Saved entries
========================

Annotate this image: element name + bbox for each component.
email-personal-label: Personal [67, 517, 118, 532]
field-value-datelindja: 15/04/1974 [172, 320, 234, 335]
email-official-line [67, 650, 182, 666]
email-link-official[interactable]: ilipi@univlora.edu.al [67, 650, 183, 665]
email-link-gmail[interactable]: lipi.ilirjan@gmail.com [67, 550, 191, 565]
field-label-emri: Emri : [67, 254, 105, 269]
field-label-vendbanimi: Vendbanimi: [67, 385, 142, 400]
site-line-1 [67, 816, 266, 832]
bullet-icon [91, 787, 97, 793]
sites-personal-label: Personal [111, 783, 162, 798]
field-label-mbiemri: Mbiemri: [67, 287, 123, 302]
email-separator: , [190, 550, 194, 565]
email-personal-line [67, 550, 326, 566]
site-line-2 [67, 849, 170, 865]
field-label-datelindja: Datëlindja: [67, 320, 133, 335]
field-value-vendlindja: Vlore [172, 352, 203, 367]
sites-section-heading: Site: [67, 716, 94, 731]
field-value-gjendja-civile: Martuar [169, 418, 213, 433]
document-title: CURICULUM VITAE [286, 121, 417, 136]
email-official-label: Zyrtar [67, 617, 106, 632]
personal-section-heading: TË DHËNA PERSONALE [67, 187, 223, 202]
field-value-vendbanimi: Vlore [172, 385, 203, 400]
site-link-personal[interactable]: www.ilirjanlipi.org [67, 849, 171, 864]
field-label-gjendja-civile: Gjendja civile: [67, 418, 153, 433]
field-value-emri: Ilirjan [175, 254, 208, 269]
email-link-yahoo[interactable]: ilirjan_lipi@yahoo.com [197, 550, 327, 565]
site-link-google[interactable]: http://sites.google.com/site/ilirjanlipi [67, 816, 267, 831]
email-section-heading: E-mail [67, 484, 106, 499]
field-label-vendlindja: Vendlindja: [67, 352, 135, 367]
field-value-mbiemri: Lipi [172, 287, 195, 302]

========================

AIM OF THE EXERCISE: How many lines in the data contain the string "section"? Case counts. Give only the number.

FINAL RESULT: 3